▸ OBJECTIVE:
Keep every line where the word "respiratory" appears; drop the rest.

▸ RECORDS FOR THIS TASK:
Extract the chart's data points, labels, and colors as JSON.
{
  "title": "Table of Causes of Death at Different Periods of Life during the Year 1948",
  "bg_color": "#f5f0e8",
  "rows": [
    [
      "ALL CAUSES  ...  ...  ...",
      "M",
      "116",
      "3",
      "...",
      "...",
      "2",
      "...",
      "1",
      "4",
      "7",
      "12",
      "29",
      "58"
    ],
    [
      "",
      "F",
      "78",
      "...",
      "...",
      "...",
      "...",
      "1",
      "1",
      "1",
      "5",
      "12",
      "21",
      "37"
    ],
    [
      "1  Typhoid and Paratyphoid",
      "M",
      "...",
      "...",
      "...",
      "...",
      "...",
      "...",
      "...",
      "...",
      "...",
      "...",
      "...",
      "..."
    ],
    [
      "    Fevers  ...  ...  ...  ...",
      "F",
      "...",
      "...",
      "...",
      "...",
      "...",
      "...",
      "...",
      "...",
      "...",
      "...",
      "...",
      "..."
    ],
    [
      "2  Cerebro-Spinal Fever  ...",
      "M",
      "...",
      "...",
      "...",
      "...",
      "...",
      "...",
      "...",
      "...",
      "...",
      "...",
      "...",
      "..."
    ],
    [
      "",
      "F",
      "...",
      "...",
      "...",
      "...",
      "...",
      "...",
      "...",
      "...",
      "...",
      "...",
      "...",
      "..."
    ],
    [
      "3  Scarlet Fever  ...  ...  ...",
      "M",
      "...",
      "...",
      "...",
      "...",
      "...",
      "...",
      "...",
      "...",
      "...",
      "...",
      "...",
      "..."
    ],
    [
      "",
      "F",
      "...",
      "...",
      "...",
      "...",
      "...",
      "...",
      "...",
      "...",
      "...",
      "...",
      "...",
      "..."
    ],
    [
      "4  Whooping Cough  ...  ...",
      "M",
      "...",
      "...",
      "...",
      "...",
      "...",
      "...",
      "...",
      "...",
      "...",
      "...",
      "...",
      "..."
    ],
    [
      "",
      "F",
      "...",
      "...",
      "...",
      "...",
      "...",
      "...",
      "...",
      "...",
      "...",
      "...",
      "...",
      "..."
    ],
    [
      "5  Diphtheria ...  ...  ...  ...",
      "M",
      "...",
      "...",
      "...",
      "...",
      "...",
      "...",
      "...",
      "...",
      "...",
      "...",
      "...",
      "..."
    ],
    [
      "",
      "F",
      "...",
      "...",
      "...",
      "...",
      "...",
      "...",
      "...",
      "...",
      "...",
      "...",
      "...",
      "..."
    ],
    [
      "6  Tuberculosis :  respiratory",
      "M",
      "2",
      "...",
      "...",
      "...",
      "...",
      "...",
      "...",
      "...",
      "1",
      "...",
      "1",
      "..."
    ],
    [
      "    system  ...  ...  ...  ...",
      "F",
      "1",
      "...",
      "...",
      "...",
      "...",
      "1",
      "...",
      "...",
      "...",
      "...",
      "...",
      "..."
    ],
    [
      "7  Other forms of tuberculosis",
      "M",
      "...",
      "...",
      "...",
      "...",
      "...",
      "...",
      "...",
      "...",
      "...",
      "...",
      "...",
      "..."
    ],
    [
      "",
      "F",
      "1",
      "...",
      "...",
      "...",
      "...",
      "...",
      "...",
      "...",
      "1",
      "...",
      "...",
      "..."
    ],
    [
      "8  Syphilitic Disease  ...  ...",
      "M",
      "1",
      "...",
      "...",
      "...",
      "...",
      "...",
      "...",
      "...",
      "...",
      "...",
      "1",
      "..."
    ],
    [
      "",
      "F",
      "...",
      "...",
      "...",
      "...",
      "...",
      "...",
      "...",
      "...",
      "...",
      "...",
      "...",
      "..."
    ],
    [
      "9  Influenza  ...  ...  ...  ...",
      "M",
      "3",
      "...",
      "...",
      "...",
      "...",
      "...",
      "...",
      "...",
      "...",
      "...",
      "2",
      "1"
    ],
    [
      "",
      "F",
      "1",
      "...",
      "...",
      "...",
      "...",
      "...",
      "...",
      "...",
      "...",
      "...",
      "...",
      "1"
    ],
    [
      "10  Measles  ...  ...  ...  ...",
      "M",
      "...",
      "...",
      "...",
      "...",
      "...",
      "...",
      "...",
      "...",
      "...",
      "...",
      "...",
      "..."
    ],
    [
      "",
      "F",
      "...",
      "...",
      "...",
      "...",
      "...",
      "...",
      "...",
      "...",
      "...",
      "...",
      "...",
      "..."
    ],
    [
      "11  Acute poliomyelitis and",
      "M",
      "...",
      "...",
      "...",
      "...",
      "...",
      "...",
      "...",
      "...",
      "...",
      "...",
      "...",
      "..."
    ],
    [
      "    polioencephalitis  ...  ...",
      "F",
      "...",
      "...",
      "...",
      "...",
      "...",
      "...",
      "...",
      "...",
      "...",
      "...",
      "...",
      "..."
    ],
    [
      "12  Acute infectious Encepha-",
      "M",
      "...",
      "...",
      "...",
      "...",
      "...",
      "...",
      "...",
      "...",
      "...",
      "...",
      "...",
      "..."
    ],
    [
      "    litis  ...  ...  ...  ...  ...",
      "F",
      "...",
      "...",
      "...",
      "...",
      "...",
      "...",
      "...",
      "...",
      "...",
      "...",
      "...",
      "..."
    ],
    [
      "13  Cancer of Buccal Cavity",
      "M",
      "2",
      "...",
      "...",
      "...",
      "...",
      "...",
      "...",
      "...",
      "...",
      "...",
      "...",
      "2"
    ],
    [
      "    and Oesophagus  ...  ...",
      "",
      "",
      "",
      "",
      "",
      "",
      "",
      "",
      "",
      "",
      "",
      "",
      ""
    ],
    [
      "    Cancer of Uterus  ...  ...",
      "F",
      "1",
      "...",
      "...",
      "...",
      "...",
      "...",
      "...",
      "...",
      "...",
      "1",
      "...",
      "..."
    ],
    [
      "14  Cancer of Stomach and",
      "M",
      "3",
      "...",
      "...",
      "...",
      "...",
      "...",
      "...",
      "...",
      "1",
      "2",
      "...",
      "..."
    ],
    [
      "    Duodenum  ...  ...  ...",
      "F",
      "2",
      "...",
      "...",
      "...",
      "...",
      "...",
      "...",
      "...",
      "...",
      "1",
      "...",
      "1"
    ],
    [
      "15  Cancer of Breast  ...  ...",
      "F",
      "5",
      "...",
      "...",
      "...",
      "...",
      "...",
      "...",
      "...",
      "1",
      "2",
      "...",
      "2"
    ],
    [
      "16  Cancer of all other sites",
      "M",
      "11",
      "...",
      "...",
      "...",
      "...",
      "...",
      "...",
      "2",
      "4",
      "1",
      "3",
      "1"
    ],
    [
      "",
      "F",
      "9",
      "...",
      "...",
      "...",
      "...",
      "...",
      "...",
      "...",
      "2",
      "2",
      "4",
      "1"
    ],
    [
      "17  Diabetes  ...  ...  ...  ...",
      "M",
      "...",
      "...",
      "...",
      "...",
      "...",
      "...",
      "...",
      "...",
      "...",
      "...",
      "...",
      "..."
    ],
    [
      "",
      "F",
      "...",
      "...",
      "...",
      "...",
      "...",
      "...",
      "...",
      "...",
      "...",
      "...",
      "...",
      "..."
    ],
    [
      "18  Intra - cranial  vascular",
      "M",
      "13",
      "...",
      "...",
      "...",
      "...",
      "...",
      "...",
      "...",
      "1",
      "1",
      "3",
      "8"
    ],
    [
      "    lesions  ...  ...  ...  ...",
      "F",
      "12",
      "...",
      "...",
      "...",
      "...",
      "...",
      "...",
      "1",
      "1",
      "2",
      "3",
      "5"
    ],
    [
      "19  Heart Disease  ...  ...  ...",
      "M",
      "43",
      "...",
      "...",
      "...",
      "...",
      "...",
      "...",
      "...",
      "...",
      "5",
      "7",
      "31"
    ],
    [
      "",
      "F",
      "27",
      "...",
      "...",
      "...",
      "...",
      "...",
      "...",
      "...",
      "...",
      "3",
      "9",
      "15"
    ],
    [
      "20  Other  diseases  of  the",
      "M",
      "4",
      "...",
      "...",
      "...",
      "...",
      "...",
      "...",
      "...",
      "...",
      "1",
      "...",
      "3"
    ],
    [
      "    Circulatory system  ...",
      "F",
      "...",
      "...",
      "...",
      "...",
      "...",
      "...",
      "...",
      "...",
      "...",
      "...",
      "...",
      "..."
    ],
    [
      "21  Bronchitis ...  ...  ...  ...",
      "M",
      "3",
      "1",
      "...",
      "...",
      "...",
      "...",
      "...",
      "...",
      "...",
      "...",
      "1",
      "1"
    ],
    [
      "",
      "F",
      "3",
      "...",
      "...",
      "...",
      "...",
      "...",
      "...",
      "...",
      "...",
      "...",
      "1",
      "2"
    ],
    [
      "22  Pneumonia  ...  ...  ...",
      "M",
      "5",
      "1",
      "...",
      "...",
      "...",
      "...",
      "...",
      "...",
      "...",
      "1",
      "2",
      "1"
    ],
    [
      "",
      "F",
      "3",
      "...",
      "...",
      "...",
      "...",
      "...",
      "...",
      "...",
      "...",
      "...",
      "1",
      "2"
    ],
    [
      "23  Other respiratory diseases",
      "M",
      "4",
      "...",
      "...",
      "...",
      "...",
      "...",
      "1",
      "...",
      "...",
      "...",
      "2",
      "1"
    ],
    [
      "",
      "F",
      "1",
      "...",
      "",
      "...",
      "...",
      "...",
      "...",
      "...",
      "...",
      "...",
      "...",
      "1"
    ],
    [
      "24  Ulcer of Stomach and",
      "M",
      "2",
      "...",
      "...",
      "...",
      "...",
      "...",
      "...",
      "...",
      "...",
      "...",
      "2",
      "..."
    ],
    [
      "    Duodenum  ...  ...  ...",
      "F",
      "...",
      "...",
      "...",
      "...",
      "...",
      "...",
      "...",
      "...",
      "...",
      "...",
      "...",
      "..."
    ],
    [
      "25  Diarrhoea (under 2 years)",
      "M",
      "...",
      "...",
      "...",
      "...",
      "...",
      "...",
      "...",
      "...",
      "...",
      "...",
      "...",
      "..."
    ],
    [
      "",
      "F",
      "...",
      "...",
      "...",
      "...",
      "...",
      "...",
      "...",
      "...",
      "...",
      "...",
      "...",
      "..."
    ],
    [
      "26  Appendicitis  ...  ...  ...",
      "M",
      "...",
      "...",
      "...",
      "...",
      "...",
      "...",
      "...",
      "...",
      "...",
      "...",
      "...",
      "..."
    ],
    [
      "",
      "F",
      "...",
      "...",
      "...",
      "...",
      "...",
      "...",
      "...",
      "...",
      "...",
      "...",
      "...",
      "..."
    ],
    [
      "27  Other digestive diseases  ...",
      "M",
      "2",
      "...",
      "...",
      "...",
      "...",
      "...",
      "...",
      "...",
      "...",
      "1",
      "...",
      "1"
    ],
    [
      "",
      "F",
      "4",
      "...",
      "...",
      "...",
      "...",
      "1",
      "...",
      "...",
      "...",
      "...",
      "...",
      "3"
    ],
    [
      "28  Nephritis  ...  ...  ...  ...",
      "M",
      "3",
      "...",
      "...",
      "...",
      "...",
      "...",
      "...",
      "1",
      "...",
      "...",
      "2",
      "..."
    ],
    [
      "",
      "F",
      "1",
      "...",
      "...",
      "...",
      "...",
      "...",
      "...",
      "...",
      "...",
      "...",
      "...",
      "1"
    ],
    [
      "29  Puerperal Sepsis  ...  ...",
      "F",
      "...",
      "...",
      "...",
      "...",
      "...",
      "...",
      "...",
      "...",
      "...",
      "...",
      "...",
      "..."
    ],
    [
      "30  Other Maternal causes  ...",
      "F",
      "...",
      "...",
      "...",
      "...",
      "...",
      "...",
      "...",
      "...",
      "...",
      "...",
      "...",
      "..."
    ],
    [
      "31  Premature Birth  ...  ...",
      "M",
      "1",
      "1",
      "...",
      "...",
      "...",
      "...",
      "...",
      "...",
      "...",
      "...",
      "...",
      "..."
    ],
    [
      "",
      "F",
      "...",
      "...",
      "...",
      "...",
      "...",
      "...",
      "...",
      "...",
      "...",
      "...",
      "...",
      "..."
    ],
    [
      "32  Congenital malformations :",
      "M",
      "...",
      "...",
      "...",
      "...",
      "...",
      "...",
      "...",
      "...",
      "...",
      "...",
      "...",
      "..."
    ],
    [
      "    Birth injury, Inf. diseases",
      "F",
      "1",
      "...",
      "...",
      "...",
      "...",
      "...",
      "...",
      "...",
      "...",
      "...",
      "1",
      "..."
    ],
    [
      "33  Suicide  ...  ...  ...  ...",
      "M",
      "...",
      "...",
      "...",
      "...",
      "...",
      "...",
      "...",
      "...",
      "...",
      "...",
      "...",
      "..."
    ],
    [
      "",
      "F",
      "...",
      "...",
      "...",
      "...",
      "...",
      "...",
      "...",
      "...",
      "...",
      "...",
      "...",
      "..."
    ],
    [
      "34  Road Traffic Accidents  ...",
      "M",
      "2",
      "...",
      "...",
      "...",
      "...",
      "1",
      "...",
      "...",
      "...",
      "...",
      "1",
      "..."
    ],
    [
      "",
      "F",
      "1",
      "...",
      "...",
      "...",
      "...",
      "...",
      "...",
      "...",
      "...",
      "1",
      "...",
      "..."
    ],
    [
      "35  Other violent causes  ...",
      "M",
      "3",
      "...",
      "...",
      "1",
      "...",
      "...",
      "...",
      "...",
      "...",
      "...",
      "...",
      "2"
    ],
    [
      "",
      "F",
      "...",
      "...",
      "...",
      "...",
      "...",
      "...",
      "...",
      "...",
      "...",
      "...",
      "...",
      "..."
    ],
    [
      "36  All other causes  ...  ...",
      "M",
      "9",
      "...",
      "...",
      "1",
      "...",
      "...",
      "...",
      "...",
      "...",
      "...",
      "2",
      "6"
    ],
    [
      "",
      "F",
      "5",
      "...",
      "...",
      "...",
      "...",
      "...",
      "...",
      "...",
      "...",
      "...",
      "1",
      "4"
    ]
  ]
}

▸ TASK OUTPUT:
      "6  Tuberculosis :  respiratory",
      "23  Other respiratory diseases",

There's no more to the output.